ЗАДАНИЕ >> Обновите, пожалуйста, фрагмент страницы о стихах Ильи Шифрина от «На горы, на» до «горах заблудившийся снег.» включительно, заменив «ночь» на «мгла».
---------- СТРАНИЦА ----------
Для меня абсолютным откровением стала подаренная книжка покойного уже, к сожалению, Ильи Шифрина. Я совсем его не знал. Жена его оказалась человеком мне известным, но известным заочно. Я много раз говорил об Александре Мирере, выдающемся фантасте и знаменитом булгаковеде, редакторе текста, который, кстати, открыл Пелевина. Мне представляется, что Мирер был одной из самых интересных фигур в фантастике 60-70-х («Дом скитальцев» все знают) и одним из самых интересных людей, которых мне приходилось знать. Кстати, он входил в ближайший круг Стругацких. Дочка его, Лидия Мирер, подарила мне книгу Ильи Шифрина, о котором я совсем ничего не знал. Он печатался очень локально, у него, по-моему, три книжки вышло. И вот некоторые тексты его очень легли мне на душу, по ощущению:

Нечаянно солнце садится,

Встает безразлично луна,

Кричит нехорошая птица…

Что может накликать она?

На горы, на воды, на травы

Безвременно падает ночь.

И кажется, солнце направо,

И нам невозможно помочь.

Мы в море усталые барки,

В горах заблудившийся снег.

И в мире, где мы – перестарки,

Повторных экзаменов нет.

И в уши впивается снова,

Нещадно коверкая слух,

Бессмысленно лживое слово,

Которое, кстати, не «бог».

Вот что мне нравится в этом финале? В поэзии всегда должна быть высокая двусмысленность, высокая игра смыслов. То, что слово – не бог, – это, понятное дело, что идет спор с евангельским утверждением, что «в начале было слово, и слово было бог». А оказывается, там было совсем не слово. И мир вообще не вербален, и слово не слушается, не подчиняется ему. И второй смысл здесь – вот то последнее слово, которое впивается в уши – это не слово бог, это какое-то другое слово, потому что и религия не предстает утешением. Это очень могучие стихи, притом, что они очень просты по интонации, как, кстати, и большинство текстов Шифрина. И мне очень нравится, что есть у него такое высокое смирение, отсутствие поэтической гордыни. Это такой поэт без котурнов. У него много хороших стихов, я их когда-нибудь еще почитаю при случае. Пока, кстати, Лидии Мирер передаю горячий привет и благодарность.
---------- НАБОР ДАННЫХ ----------
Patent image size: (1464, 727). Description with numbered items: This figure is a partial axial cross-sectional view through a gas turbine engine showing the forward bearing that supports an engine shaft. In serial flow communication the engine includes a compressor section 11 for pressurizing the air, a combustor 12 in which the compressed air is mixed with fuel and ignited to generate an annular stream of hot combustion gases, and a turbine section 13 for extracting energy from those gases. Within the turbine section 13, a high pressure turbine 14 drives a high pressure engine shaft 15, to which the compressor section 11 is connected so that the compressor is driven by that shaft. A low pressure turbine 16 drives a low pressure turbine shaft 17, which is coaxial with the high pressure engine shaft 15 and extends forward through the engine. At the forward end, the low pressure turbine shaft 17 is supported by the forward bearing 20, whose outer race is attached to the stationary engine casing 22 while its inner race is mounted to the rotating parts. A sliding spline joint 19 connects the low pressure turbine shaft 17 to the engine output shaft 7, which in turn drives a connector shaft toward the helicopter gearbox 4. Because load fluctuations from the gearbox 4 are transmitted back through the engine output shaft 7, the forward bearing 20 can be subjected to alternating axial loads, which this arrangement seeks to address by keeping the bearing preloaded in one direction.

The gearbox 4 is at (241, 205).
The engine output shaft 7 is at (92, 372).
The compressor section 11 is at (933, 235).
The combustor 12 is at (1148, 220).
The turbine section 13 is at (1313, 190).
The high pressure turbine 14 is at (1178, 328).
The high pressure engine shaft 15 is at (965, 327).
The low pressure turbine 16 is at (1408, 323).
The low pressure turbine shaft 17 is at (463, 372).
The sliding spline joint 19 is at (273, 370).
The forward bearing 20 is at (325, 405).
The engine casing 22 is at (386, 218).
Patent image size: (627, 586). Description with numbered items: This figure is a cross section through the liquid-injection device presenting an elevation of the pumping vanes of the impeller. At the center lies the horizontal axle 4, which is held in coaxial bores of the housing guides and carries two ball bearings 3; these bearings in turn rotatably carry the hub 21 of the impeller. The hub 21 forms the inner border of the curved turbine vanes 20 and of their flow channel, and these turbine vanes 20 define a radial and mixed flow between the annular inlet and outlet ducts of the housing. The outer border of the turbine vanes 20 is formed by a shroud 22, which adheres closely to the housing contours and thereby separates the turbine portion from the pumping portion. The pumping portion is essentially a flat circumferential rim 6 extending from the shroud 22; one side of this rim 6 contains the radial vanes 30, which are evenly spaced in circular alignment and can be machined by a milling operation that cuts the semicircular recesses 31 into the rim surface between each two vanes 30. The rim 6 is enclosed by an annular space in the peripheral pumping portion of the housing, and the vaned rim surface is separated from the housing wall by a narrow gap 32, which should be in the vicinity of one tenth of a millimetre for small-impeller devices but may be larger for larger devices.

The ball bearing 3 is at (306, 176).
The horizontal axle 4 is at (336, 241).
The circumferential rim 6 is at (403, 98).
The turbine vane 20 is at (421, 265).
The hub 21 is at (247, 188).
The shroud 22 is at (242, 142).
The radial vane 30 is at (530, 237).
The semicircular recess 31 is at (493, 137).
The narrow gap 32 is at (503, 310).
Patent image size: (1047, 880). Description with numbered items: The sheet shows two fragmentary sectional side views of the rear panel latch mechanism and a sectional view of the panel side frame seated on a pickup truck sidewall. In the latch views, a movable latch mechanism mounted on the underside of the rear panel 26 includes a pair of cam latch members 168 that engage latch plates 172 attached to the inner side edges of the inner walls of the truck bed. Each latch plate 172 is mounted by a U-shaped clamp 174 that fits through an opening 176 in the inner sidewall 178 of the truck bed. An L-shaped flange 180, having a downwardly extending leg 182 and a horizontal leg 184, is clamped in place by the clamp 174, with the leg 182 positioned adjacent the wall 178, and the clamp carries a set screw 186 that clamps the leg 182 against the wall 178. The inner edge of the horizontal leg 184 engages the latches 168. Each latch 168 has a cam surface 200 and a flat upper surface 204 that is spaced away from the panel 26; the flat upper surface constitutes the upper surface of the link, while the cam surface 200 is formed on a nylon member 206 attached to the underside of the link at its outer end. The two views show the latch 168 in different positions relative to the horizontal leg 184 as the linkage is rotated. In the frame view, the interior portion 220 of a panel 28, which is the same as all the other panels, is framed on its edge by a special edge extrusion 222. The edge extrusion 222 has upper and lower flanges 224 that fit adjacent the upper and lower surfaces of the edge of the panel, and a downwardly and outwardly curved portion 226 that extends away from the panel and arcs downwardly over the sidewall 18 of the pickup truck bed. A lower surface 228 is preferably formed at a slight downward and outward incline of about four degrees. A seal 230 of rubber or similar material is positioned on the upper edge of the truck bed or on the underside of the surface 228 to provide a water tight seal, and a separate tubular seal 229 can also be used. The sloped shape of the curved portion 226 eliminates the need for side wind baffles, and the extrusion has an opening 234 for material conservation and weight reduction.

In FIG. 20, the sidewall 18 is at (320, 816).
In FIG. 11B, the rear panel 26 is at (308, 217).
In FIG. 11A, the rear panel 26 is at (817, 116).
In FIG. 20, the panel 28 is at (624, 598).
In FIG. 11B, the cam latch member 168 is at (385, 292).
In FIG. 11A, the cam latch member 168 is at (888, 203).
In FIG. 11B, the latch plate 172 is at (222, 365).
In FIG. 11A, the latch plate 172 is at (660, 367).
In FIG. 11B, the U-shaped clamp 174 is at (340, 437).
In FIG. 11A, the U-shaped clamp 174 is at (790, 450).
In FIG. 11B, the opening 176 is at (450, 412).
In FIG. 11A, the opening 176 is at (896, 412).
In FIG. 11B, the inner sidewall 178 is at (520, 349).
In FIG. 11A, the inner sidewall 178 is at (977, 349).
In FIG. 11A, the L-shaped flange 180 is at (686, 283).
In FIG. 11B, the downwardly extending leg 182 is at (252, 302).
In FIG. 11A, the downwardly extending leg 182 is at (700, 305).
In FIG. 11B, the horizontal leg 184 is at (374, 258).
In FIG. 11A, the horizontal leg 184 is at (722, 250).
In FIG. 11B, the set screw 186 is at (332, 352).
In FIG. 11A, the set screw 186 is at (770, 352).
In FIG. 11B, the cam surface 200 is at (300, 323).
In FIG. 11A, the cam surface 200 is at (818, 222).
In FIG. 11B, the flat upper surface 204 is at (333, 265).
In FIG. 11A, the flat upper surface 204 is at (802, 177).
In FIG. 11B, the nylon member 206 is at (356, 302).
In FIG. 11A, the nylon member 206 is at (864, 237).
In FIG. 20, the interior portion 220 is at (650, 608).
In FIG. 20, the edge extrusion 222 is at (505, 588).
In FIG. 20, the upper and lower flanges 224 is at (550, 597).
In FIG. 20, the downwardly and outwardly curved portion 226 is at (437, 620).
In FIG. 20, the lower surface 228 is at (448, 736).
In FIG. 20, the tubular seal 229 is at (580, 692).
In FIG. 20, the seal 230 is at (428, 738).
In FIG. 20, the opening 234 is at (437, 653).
----------
ОЖИДАЕМЫЙ ОТВЕТ >>
На горы, на воды, на травы

Безвременно падает мгла.

И кажется, солнце направо,

И нам невозможно помочь.

Мы в море усталые барки,

В горах заблудившийся снег.